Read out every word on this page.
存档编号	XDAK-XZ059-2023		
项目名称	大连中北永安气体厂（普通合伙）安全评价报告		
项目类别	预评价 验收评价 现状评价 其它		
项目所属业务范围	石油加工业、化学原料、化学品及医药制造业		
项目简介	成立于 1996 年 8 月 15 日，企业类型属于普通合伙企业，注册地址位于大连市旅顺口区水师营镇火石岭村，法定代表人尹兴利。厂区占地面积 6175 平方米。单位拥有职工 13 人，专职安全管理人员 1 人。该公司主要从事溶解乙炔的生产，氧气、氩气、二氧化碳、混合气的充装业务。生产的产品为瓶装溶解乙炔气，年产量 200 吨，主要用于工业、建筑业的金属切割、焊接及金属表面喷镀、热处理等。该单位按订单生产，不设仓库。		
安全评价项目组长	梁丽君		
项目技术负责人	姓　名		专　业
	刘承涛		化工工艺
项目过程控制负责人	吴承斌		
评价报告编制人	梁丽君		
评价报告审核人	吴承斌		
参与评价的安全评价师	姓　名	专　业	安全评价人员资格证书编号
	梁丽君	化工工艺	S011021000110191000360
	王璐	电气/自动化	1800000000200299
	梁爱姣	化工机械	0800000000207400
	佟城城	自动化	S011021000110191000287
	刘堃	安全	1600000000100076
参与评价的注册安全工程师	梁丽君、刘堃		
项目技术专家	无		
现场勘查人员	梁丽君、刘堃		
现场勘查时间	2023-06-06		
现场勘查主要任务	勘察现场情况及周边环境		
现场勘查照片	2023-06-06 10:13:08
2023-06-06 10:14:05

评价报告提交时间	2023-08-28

◆ Work required: Count the lines in the entries that hold the word "化工工艺", and give nothing but the total.

◆ The solution: 2